Start DATA EXTRACT

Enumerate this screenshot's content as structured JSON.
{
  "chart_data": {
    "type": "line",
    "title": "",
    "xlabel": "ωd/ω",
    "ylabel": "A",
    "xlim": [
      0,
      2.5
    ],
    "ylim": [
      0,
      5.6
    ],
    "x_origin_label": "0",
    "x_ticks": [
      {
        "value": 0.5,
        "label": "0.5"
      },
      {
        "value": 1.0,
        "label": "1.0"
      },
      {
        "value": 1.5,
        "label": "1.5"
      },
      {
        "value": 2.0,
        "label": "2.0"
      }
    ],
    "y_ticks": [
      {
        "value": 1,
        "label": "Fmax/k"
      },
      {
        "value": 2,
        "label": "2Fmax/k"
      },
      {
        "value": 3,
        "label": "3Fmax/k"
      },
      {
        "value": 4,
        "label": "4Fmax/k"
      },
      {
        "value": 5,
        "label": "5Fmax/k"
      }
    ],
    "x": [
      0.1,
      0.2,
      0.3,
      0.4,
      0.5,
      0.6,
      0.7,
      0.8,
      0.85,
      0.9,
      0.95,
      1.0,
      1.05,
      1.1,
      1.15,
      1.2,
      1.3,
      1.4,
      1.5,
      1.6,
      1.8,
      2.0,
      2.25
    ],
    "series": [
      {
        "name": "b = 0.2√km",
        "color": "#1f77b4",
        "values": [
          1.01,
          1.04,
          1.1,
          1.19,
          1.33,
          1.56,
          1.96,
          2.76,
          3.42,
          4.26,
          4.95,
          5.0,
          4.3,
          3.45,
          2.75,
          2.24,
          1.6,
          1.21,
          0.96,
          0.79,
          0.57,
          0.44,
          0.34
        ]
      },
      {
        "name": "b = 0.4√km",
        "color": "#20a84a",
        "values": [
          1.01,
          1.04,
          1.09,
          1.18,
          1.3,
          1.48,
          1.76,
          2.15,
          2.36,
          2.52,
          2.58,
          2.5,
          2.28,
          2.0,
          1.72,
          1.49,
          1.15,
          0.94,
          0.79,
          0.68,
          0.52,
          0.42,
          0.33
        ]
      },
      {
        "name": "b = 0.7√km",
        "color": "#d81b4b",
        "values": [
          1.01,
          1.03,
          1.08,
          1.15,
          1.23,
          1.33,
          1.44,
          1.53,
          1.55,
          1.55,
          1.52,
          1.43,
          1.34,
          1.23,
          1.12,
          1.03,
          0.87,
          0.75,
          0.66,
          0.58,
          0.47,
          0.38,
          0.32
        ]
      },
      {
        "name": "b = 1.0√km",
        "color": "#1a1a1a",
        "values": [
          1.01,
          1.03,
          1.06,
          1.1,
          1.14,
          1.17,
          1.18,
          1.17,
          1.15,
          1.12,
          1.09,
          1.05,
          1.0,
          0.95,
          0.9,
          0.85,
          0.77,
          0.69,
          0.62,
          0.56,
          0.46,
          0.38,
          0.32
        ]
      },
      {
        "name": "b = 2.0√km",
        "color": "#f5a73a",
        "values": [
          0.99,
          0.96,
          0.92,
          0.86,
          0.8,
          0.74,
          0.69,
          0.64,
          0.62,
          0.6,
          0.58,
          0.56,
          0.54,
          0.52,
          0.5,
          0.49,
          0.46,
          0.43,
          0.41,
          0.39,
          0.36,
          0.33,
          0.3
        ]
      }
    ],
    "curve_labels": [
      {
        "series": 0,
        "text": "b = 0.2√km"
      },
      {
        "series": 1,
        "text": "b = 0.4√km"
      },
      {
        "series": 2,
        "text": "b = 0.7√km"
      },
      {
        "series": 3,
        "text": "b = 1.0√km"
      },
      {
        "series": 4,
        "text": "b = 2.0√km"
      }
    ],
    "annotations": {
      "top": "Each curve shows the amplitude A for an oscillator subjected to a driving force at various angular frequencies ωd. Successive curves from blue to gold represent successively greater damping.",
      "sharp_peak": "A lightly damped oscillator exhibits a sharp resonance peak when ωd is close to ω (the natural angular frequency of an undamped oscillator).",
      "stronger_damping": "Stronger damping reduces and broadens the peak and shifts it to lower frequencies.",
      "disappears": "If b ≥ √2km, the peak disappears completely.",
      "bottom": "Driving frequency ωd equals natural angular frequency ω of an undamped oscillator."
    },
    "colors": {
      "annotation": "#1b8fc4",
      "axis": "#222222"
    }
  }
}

End DATA EXTRACT

=== THE EXERCISE ===
List each line in the listing that contains the string "frequencies".

=== SOLUTION TO THIS EXERCISE ===
      "top": "Each curve shows the amplitude A for an oscillator subjected to a driving force at various angular frequencies ωd. Successive curves from blue to gold represent successively greater damping.",
      "stronger_damping": "Stronger damping reduces and broadens the peak and shifts it to lower frequencies.",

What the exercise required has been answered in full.